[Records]
* BEGIN *

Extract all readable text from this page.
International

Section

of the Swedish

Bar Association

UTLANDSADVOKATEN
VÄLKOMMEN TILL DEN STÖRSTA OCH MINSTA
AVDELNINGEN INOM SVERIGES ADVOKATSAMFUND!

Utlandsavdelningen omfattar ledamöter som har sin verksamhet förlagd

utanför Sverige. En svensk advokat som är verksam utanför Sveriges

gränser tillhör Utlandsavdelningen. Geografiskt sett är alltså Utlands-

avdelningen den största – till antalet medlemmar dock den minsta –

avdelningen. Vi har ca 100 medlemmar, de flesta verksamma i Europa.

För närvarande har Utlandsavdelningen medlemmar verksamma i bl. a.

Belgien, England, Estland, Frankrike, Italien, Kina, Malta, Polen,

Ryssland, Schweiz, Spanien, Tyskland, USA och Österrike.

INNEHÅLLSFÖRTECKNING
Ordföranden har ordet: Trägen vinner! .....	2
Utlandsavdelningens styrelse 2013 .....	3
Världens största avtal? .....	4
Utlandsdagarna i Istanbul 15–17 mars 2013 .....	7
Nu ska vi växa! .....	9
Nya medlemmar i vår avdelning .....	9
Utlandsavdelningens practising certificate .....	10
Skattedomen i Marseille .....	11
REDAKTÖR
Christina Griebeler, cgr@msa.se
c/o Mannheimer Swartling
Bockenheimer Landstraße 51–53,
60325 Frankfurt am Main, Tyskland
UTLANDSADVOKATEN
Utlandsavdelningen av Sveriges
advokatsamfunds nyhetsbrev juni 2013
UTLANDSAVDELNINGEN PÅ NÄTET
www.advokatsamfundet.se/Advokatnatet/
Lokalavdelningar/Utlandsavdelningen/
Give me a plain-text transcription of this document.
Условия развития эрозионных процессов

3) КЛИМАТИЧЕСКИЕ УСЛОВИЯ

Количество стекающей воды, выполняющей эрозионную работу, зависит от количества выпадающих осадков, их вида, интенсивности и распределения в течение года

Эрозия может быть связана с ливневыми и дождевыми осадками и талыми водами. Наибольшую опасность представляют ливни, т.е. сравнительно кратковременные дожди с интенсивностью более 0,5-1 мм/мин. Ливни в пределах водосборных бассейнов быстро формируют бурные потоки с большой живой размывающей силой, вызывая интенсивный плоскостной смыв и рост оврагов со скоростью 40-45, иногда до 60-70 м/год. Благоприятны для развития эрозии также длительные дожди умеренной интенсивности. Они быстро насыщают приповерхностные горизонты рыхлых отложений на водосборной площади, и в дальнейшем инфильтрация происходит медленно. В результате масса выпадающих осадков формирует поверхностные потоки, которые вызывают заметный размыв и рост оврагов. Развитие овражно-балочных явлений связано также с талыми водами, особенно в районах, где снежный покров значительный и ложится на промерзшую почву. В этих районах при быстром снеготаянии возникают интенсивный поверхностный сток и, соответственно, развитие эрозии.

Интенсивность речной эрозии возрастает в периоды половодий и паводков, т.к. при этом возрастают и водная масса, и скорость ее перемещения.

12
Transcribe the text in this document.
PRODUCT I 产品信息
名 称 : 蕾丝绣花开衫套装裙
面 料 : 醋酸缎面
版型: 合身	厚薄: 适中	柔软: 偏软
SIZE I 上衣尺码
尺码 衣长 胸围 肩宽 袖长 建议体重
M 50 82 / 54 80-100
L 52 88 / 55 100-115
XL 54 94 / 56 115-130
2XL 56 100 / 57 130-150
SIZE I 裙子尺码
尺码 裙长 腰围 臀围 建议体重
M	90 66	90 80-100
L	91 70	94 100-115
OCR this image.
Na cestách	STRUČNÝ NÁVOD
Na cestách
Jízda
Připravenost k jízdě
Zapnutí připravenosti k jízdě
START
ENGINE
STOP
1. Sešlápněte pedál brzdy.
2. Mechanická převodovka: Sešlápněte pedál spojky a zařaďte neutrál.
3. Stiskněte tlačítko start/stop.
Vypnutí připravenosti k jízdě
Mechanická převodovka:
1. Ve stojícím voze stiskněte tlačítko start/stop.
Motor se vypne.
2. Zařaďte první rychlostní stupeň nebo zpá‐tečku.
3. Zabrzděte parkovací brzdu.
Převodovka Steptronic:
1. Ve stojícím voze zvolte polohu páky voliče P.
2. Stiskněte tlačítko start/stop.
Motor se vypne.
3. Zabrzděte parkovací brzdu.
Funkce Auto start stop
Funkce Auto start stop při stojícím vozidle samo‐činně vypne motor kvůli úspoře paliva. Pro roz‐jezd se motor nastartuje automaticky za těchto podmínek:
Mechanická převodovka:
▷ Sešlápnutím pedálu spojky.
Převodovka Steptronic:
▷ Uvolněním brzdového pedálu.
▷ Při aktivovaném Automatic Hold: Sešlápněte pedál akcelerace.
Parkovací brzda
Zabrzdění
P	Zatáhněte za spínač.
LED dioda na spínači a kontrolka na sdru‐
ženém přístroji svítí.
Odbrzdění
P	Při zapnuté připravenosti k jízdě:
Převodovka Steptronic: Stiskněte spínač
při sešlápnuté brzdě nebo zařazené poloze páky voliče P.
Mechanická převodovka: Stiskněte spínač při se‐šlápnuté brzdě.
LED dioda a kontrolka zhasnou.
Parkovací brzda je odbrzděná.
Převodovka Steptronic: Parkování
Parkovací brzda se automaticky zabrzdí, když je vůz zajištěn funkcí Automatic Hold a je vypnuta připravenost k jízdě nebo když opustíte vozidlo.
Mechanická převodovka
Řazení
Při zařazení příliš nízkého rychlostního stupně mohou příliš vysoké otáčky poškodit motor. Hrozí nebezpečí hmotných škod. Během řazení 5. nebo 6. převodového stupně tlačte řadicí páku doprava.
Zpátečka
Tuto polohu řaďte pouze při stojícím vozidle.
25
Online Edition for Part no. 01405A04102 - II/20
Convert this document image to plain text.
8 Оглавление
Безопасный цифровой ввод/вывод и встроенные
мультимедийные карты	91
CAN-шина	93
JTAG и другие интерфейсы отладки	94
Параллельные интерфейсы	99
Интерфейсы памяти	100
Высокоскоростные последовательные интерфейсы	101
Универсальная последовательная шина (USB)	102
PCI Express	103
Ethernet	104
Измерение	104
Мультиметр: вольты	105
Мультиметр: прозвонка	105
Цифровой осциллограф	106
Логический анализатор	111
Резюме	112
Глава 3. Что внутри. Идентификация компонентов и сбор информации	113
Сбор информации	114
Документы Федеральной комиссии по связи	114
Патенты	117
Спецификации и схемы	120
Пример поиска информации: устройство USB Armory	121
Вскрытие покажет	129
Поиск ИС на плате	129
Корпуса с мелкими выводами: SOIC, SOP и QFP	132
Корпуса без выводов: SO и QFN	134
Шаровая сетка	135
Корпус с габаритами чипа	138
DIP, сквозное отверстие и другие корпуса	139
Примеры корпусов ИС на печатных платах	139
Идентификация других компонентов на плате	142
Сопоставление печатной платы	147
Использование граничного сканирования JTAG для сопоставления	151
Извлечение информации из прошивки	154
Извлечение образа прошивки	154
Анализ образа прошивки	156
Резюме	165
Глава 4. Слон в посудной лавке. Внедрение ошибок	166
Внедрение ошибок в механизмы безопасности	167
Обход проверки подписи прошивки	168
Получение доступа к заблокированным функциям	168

* END *

Give back the data above exactly as it appears.

• **Response to this task**
Extract all readable text from this page.
International

Section

of the Swedish

Bar Association

UTLANDSADVOKATEN
VÄLKOMMEN TILL DEN STÖRSTA OCH MINSTA
AVDELNINGEN INOM SVERIGES ADVOKATSAMFUND!

Utlandsavdelningen omfattar ledamöter som har sin verksamhet förlagd

utanför Sverige. En svensk advokat som är verksam utanför Sveriges

gränser tillhör Utlandsavdelningen. Geografiskt sett är alltså Utlands-

avdelningen den största – till antalet medlemmar dock den minsta –

avdelningen. Vi har ca 100 medlemmar, de flesta verksamma i Europa.

För närvarande har Utlandsavdelningen medlemmar verksamma i bl. a.

Belgien, England, Estland, Frankrike, Italien, Kina, Malta, Polen,

Ryssland, Schweiz, Spanien, Tyskland, USA och Österrike.

INNEHÅLLSFÖRTECKNING
Ordföranden har ordet: Trägen vinner! .....	2
Utlandsavdelningens styrelse 2013 .....	3
Världens största avtal? .....	4
Utlandsdagarna i Istanbul 15–17 mars 2013 .....	7
Nu ska vi växa! .....	9
Nya medlemmar i vår avdelning .....	9
Utlandsavdelningens practising certificate .....	10
Skattedomen i Marseille .....	11
REDAKTÖR
Christina Griebeler, cgr@msa.se
c/o Mannheimer Swartling
Bockenheimer Landstraße 51–53,
60325 Frankfurt am Main, Tyskland
UTLANDSADVOKATEN
Utlandsavdelningen av Sveriges
advokatsamfunds nyhetsbrev juni 2013
UTLANDSAVDELNINGEN PÅ NÄTET
www.advokatsamfundet.se/Advokatnatet/
Lokalavdelningar/Utlandsavdelningen/
Give me a plain-text transcription of this document.
Условия развития эрозионных процессов

3) КЛИМАТИЧЕСКИЕ УСЛОВИЯ

Количество стекающей воды, выполняющей эрозионную работу, зависит от количества выпадающих осадков, их вида, интенсивности и распределения в течение года

Эрозия может быть связана с ливневыми и дождевыми осадками и талыми водами. Наибольшую опасность представляют ливни, т.е. сравнительно кратковременные дожди с интенсивностью более 0,5-1 мм/мин. Ливни в пределах водосборных бассейнов быстро формируют бурные потоки с большой живой размывающей силой, вызывая интенсивный плоскостной смыв и рост оврагов со скоростью 40-45, иногда до 60-70 м/год. Благоприятны для развития эрозии также длительные дожди умеренной интенсивности. Они быстро насыщают приповерхностные горизонты рыхлых отложений на водосборной площади, и в дальнейшем инфильтрация происходит медленно. В результате масса выпадающих осадков формирует поверхностные потоки, которые вызывают заметный размыв и рост оврагов. Развитие овражно-балочных явлений связано также с талыми водами, особенно в районах, где снежный покров значительный и ложится на промерзшую почву. В этих районах при быстром снеготаянии возникают интенсивный поверхностный сток и, соответственно, развитие эрозии.

Интенсивность речной эрозии возрастает в периоды половодий и паводков, т.к. при этом возрастают и водная масса, и скорость ее перемещения.

12
Transcribe the text in this document.
PRODUCT I 产品信息
名 称 : 蕾丝绣花开衫套装裙
面 料 : 醋酸缎面
版型: 合身	厚薄: 适中	柔软: 偏软
SIZE I 上衣尺码
尺码 衣长 胸围 肩宽 袖长 建议体重
M 50 82 / 54 80-100
L 52 88 / 55 100-115
XL 54 94 / 56 115-130
2XL 56 100 / 57 130-150
SIZE I 裙子尺码
尺码 裙长 腰围 臀围 建议体重
M	90 66	90 80-100
L	91 70	94 100-115
OCR this image.
Na cestách	STRUČNÝ NÁVOD
Na cestách
Jízda
Připravenost k jízdě
Zapnutí připravenosti k jízdě
START
ENGINE
STOP
1. Sešlápněte pedál brzdy.
2. Mechanická převodovka: Sešlápněte pedál spojky a zařaďte neutrál.
3. Stiskněte tlačítko start/stop.
Vypnutí připravenosti k jízdě
Mechanická převodovka:
1. Ve stojícím voze stiskněte tlačítko start/stop.
Motor se vypne.
2. Zařaďte první rychlostní stupeň nebo zpá‐tečku.
3. Zabrzděte parkovací brzdu.
Převodovka Steptronic:
1. Ve stojícím voze zvolte polohu páky voliče P.
2. Stiskněte tlačítko start/stop.
Motor se vypne.
3. Zabrzděte parkovací brzdu.
Funkce Auto start stop
Funkce Auto start stop při stojícím vozidle samo‐činně vypne motor kvůli úspoře paliva. Pro roz‐jezd se motor nastartuje automaticky za těchto podmínek:
Mechanická převodovka:
▷ Sešlápnutím pedálu spojky.
Převodovka Steptronic:
▷ Uvolněním brzdového pedálu.
▷ Při aktivovaném Automatic Hold: Sešlápněte pedál akcelerace.
Parkovací brzda
Zabrzdění
P	Zatáhněte za spínač.
LED dioda na spínači a kontrolka na sdru‐
ženém přístroji svítí.
Odbrzdění
P	Při zapnuté připravenosti k jízdě:
Převodovka Steptronic: Stiskněte spínač
při sešlápnuté brzdě nebo zařazené poloze páky voliče P.
Mechanická převodovka: Stiskněte spínač při se‐šlápnuté brzdě.
LED dioda a kontrolka zhasnou.
Parkovací brzda je odbrzděná.
Převodovka Steptronic: Parkování
Parkovací brzda se automaticky zabrzdí, když je vůz zajištěn funkcí Automatic Hold a je vypnuta připravenost k jízdě nebo když opustíte vozidlo.
Mechanická převodovka
Řazení
Při zařazení příliš nízkého rychlostního stupně mohou příliš vysoké otáčky poškodit motor. Hrozí nebezpečí hmotných škod. Během řazení 5. nebo 6. převodového stupně tlačte řadicí páku doprava.
Zpátečka
Tuto polohu řaďte pouze při stojícím vozidle.
25
Online Edition for Part no. 01405A04102 - II/20
Convert this document image to plain text.
8 Оглавление
Безопасный цифровой ввод/вывод и встроенные
мультимедийные карты	91
CAN-шина	93
JTAG и другие интерфейсы отладки	94
Параллельные интерфейсы	99
Интерфейсы памяти	100
Высокоскоростные последовательные интерфейсы	101
Универсальная последовательная шина (USB)	102
PCI Express	103
Ethernet	104
Измерение	104
Мультиметр: вольты	105
Мультиметр: прозвонка	105
Цифровой осциллограф	106
Логический анализатор	111
Резюме	112
Глава 3. Что внутри. Идентификация компонентов и сбор информации	113
Сбор информации	114
Документы Федеральной комиссии по связи	114
Патенты	117
Спецификации и схемы	120
Пример поиска информации: устройство USB Armory	121
Вскрытие покажет	129
Поиск ИС на плате	129
Корпуса с мелкими выводами: SOIC, SOP и QFP	132
Корпуса без выводов: SO и QFN	134
Шаровая сетка	135
Корпус с габаритами чипа	138
DIP, сквозное отверстие и другие корпуса	139
Примеры корпусов ИС на печатных платах	139
Идентификация других компонентов на плате	142
Сопоставление печатной платы	147
Использование граничного сканирования JTAG для сопоставления	151
Извлечение информации из прошивки	154
Извлечение образа прошивки	154
Анализ образа прошивки	156
Резюме	165
Глава 4. Слон в посудной лавке. Внедрение ошибок	166
Внедрение ошибок в механизмы безопасности	167
Обход проверки подписи прошивки	168
Получение доступа к заблокированным функциям	168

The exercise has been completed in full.